| The exercise |
Look through the data and write out every line with the word "JSON" in it.

| Source data |

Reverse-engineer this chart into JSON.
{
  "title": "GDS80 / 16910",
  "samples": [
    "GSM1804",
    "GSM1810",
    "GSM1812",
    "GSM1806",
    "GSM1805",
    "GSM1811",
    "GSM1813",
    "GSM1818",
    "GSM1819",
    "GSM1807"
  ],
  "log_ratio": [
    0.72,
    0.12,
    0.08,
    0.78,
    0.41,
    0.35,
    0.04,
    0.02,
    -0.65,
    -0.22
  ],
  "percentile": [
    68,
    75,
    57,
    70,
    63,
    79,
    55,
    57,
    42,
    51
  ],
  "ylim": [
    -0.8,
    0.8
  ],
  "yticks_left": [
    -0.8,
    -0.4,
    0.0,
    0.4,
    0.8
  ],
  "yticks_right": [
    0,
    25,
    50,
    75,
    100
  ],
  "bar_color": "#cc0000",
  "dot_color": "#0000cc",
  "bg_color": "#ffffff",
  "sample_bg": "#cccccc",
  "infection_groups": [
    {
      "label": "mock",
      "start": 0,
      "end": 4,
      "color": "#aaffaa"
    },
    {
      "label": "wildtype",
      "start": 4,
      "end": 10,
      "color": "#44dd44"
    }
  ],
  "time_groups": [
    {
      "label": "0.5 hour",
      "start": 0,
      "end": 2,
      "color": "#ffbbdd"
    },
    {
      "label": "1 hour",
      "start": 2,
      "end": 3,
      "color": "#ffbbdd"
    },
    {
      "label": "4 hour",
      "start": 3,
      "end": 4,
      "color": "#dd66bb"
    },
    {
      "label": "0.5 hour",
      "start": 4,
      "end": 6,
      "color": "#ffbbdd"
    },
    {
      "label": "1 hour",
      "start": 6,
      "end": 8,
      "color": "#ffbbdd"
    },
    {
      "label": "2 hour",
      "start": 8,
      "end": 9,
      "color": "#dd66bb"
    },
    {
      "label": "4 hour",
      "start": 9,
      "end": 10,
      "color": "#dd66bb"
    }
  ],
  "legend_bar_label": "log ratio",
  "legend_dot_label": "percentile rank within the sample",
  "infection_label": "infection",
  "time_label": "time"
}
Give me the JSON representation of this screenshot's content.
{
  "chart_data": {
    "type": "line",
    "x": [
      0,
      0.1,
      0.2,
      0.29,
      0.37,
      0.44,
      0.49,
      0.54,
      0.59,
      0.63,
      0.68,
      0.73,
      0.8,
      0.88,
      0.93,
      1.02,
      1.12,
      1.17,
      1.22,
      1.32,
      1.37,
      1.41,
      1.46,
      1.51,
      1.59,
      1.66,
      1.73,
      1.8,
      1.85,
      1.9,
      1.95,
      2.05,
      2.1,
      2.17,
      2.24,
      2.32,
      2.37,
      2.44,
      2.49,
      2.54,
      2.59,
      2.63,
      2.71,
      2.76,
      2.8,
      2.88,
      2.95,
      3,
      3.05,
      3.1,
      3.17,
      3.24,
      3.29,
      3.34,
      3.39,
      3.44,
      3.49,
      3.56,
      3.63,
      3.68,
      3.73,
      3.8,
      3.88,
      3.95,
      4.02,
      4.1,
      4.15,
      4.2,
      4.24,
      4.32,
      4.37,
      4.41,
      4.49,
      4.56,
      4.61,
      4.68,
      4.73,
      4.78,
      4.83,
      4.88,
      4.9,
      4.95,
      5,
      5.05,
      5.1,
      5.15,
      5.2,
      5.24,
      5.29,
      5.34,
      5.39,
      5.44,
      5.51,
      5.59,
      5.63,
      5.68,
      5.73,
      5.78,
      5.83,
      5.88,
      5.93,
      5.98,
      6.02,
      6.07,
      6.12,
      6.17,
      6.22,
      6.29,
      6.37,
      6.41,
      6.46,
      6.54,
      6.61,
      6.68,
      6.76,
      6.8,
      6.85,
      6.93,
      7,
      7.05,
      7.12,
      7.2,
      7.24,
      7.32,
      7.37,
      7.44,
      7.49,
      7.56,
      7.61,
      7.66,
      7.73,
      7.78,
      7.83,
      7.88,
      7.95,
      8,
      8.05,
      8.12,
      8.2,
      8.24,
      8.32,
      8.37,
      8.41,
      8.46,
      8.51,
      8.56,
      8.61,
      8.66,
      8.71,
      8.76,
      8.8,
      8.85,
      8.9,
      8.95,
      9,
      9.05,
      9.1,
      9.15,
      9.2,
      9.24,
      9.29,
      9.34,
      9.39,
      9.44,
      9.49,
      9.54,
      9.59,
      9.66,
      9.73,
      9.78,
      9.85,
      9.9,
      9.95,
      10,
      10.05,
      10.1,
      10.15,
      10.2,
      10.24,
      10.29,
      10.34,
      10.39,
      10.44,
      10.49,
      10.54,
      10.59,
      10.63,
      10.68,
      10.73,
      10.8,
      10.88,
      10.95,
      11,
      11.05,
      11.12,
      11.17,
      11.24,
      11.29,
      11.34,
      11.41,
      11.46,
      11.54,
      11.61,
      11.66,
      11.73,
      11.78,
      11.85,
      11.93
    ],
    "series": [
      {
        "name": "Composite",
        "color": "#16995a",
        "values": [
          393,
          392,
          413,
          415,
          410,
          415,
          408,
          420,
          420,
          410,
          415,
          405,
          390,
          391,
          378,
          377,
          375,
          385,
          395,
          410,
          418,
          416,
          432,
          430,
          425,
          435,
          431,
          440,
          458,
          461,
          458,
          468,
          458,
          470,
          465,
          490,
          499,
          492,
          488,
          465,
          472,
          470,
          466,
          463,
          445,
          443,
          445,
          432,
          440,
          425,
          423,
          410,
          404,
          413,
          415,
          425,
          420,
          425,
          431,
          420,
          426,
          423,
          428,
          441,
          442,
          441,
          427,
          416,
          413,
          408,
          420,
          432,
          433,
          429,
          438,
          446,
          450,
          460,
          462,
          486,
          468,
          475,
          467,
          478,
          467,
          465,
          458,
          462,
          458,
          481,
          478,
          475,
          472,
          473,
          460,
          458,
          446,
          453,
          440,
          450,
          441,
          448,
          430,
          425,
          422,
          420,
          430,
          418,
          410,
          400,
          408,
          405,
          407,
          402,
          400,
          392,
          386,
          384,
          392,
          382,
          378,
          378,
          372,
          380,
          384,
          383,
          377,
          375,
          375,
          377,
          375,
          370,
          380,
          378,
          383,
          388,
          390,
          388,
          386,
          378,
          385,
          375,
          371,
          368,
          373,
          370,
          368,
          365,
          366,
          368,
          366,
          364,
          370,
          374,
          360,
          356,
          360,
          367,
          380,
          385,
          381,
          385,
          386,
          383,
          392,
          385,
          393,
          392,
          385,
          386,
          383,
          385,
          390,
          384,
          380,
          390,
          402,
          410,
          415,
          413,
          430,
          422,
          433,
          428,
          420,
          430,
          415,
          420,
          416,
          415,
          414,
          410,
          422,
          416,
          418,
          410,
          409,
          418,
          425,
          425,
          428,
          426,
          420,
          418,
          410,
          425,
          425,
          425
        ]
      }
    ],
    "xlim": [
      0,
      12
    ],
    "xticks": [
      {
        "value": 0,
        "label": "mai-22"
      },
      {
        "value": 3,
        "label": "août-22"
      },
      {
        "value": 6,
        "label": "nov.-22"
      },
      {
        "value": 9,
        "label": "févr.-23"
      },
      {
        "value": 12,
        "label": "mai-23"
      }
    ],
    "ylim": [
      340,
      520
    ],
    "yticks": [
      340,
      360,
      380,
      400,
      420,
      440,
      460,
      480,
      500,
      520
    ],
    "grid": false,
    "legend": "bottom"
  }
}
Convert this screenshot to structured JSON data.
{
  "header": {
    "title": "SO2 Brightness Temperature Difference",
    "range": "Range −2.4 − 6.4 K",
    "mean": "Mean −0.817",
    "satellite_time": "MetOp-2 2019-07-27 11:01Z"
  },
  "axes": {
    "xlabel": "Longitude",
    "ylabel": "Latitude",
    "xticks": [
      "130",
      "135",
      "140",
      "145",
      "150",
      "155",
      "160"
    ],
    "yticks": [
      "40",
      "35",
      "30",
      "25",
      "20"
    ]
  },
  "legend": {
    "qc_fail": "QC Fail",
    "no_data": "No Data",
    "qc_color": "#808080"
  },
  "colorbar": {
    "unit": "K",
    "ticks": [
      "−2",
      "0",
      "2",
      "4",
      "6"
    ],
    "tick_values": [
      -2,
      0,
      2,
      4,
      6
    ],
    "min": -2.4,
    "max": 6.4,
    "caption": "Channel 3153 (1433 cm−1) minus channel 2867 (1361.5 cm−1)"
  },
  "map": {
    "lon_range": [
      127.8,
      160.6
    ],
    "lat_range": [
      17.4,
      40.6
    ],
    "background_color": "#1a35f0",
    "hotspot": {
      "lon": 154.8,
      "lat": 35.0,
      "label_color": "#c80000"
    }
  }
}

| Solution to the exercise |
Reverse-engineer this chart into JSON.
Give me the JSON representation of this screenshot's content.
Convert this screenshot to structured JSON data.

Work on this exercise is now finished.